▸ **Required work**: Please quote the material exactly, every line of it.
─── Entries provided ───
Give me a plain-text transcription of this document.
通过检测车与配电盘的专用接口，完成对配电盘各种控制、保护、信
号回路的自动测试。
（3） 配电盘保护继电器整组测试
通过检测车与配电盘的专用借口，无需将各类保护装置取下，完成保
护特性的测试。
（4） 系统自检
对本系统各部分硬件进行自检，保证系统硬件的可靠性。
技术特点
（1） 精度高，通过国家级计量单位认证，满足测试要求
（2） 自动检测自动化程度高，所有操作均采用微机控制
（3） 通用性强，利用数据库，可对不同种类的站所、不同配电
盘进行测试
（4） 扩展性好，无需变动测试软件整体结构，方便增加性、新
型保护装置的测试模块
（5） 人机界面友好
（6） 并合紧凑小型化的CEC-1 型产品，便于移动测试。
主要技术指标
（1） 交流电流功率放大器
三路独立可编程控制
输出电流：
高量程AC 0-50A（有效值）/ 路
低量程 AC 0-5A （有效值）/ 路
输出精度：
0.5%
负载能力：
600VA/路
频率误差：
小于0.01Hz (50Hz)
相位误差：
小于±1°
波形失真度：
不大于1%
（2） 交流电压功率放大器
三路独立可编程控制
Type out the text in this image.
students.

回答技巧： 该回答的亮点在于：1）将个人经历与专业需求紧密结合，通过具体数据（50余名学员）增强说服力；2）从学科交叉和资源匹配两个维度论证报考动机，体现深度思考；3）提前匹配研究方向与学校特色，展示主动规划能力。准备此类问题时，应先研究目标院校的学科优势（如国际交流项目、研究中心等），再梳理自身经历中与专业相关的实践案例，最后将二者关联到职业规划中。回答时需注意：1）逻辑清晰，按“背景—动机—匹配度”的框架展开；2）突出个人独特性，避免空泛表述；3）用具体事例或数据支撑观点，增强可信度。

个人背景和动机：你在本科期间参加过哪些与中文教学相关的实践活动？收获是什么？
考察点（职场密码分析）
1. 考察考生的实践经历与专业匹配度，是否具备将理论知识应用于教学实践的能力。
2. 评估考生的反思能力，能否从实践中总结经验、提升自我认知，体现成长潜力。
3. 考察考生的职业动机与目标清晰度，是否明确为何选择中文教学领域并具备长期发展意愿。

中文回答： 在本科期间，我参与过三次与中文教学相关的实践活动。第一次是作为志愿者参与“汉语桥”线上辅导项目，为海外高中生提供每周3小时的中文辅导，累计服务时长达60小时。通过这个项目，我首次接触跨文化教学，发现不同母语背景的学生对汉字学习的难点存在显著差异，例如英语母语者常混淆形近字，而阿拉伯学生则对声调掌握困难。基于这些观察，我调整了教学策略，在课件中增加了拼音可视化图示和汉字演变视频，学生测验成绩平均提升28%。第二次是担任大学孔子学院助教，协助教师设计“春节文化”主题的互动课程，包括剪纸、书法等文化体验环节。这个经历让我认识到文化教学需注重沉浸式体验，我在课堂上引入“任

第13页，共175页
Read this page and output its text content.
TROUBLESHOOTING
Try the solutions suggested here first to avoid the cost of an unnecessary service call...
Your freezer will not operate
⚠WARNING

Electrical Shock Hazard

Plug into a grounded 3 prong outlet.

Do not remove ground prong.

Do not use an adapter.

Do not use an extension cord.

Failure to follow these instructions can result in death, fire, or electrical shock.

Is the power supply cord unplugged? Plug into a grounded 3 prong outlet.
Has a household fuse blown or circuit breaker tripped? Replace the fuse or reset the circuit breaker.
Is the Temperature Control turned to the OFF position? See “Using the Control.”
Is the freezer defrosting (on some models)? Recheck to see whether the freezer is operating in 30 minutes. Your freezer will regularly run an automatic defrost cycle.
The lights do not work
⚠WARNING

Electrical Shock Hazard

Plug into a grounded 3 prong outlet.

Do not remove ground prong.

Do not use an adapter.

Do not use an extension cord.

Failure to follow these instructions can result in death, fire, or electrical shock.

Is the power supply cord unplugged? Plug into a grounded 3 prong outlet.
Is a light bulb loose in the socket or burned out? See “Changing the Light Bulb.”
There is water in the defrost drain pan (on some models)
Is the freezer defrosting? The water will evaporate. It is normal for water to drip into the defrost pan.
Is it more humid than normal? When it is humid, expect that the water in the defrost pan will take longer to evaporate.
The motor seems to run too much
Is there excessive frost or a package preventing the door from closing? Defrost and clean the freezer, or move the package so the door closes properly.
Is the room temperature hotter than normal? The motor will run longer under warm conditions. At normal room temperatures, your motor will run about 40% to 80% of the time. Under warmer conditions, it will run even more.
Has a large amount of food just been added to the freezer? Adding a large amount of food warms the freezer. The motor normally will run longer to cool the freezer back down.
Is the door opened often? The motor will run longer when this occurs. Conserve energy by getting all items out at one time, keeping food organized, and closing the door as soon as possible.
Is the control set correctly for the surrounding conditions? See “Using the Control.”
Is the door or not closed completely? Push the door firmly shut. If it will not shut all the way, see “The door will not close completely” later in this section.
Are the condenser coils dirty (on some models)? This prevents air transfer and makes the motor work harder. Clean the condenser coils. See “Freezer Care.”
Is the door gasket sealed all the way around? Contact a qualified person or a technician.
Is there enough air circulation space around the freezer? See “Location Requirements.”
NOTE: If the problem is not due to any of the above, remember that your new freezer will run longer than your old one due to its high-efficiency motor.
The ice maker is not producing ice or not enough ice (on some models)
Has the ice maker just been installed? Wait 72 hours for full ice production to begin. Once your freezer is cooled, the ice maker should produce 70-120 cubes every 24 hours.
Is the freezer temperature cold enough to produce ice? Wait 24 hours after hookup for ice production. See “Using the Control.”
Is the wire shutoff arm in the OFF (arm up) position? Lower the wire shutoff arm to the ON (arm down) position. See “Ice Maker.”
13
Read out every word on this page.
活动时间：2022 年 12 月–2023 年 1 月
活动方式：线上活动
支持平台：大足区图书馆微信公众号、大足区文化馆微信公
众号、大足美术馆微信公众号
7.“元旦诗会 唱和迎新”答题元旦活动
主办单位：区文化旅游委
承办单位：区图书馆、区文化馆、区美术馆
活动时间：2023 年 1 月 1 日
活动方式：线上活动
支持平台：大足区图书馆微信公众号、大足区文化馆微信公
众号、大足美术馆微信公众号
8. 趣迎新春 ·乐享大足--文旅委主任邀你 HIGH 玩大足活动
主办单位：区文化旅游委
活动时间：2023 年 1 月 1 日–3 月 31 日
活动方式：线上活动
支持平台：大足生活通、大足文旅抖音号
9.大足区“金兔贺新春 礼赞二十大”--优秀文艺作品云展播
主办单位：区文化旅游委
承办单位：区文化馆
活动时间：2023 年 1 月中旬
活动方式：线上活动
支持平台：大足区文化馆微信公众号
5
───
▸ **Complete response**:
Give me a plain-text transcription of this document.
通过检测车与配电盘的专用接口，完成对配电盘各种控制、保护、信
号回路的自动测试。
（3） 配电盘保护继电器整组测试
通过检测车与配电盘的专用借口，无需将各类保护装置取下，完成保
护特性的测试。
（4） 系统自检
对本系统各部分硬件进行自检，保证系统硬件的可靠性。
技术特点
（1） 精度高，通过国家级计量单位认证，满足测试要求
（2） 自动检测自动化程度高，所有操作均采用微机控制
（3） 通用性强，利用数据库，可对不同种类的站所、不同配电
盘进行测试
（4） 扩展性好，无需变动测试软件整体结构，方便增加性、新
型保护装置的测试模块
（5） 人机界面友好
（6） 并合紧凑小型化的CEC-1 型产品，便于移动测试。
主要技术指标
（1） 交流电流功率放大器
三路独立可编程控制
输出电流：
高量程AC 0-50A（有效值）/ 路
低量程 AC 0-5A （有效值）/ 路
输出精度：
0.5%
负载能力：
600VA/路
频率误差：
小于0.01Hz (50Hz)
相位误差：
小于±1°
波形失真度：
不大于1%
（2） 交流电压功率放大器
三路独立可编程控制
Type out the text in this image.
students.

回答技巧： 该回答的亮点在于：1）将个人经历与专业需求紧密结合，通过具体数据（50余名学员）增强说服力；2）从学科交叉和资源匹配两个维度论证报考动机，体现深度思考；3）提前匹配研究方向与学校特色，展示主动规划能力。准备此类问题时，应先研究目标院校的学科优势（如国际交流项目、研究中心等），再梳理自身经历中与专业相关的实践案例，最后将二者关联到职业规划中。回答时需注意：1）逻辑清晰，按“背景—动机—匹配度”的框架展开；2）突出个人独特性，避免空泛表述；3）用具体事例或数据支撑观点，增强可信度。

个人背景和动机：你在本科期间参加过哪些与中文教学相关的实践活动？收获是什么？
考察点（职场密码分析）
1. 考察考生的实践经历与专业匹配度，是否具备将理论知识应用于教学实践的能力。
2. 评估考生的反思能力，能否从实践中总结经验、提升自我认知，体现成长潜力。
3. 考察考生的职业动机与目标清晰度，是否明确为何选择中文教学领域并具备长期发展意愿。

中文回答： 在本科期间，我参与过三次与中文教学相关的实践活动。第一次是作为志愿者参与“汉语桥”线上辅导项目，为海外高中生提供每周3小时的中文辅导，累计服务时长达60小时。通过这个项目，我首次接触跨文化教学，发现不同母语背景的学生对汉字学习的难点存在显著差异，例如英语母语者常混淆形近字，而阿拉伯学生则对声调掌握困难。基于这些观察，我调整了教学策略，在课件中增加了拼音可视化图示和汉字演变视频，学生测验成绩平均提升28%。第二次是担任大学孔子学院助教，协助教师设计“春节文化”主题的互动课程，包括剪纸、书法等文化体验环节。这个经历让我认识到文化教学需注重沉浸式体验，我在课堂上引入“任

第13页，共175页
Read this page and output its text content.
TROUBLESHOOTING
Try the solutions suggested here first to avoid the cost of an unnecessary service call...
Your freezer will not operate
⚠WARNING

Electrical Shock Hazard

Plug into a grounded 3 prong outlet.

Do not remove ground prong.

Do not use an adapter.

Do not use an extension cord.

Failure to follow these instructions can result in death, fire, or electrical shock.

Is the power supply cord unplugged? Plug into a grounded 3 prong outlet.
Has a household fuse blown or circuit breaker tripped? Replace the fuse or reset the circuit breaker.
Is the Temperature Control turned to the OFF position? See “Using the Control.”
Is the freezer defrosting (on some models)? Recheck to see whether the freezer is operating in 30 minutes. Your freezer will regularly run an automatic defrost cycle.
The lights do not work
⚠WARNING

Electrical Shock Hazard

Plug into a grounded 3 prong outlet.

Do not remove ground prong.

Do not use an adapter.

Do not use an extension cord.

Failure to follow these instructions can result in death, fire, or electrical shock.

Is the power supply cord unplugged? Plug into a grounded 3 prong outlet.
Is a light bulb loose in the socket or burned out? See “Changing the Light Bulb.”
There is water in the defrost drain pan (on some models)
Is the freezer defrosting? The water will evaporate. It is normal for water to drip into the defrost pan.
Is it more humid than normal? When it is humid, expect that the water in the defrost pan will take longer to evaporate.
The motor seems to run too much
Is there excessive frost or a package preventing the door from closing? Defrost and clean the freezer, or move the package so the door closes properly.
Is the room temperature hotter than normal? The motor will run longer under warm conditions. At normal room temperatures, your motor will run about 40% to 80% of the time. Under warmer conditions, it will run even more.
Has a large amount of food just been added to the freezer? Adding a large amount of food warms the freezer. The motor normally will run longer to cool the freezer back down.
Is the door opened often? The motor will run longer when this occurs. Conserve energy by getting all items out at one time, keeping food organized, and closing the door as soon as possible.
Is the control set correctly for the surrounding conditions? See “Using the Control.”
Is the door or not closed completely? Push the door firmly shut. If it will not shut all the way, see “The door will not close completely” later in this section.
Are the condenser coils dirty (on some models)? This prevents air transfer and makes the motor work harder. Clean the condenser coils. See “Freezer Care.”
Is the door gasket sealed all the way around? Contact a qualified person or a technician.
Is there enough air circulation space around the freezer? See “Location Requirements.”
NOTE: If the problem is not due to any of the above, remember that your new freezer will run longer than your old one due to its high-efficiency motor.
The ice maker is not producing ice or not enough ice (on some models)
Has the ice maker just been installed? Wait 72 hours for full ice production to begin. Once your freezer is cooled, the ice maker should produce 70-120 cubes every 24 hours.
Is the freezer temperature cold enough to produce ice? Wait 24 hours after hookup for ice production. See “Using the Control.”
Is the wire shutoff arm in the OFF (arm up) position? Lower the wire shutoff arm to the ON (arm down) position. See “Ice Maker.”
13
Read out every word on this page.
活动时间：2022 年 12 月–2023 年 1 月
活动方式：线上活动
支持平台：大足区图书馆微信公众号、大足区文化馆微信公
众号、大足美术馆微信公众号
7.“元旦诗会 唱和迎新”答题元旦活动
主办单位：区文化旅游委
承办单位：区图书馆、区文化馆、区美术馆
活动时间：2023 年 1 月 1 日
活动方式：线上活动
支持平台：大足区图书馆微信公众号、大足区文化馆微信公
众号、大足美术馆微信公众号
8. 趣迎新春 ·乐享大足--文旅委主任邀你 HIGH 玩大足活动
主办单位：区文化旅游委
活动时间：2023 年 1 月 1 日–3 月 31 日
活动方式：线上活动
支持平台：大足生活通、大足文旅抖音号
9.大足区“金兔贺新春 礼赞二十大”--优秀文艺作品云展播
主办单位：区文化旅游委
承办单位：区文化馆
活动时间：2023 年 1 月中旬
活动方式：线上活动
支持平台：大足区文化馆微信公众号
5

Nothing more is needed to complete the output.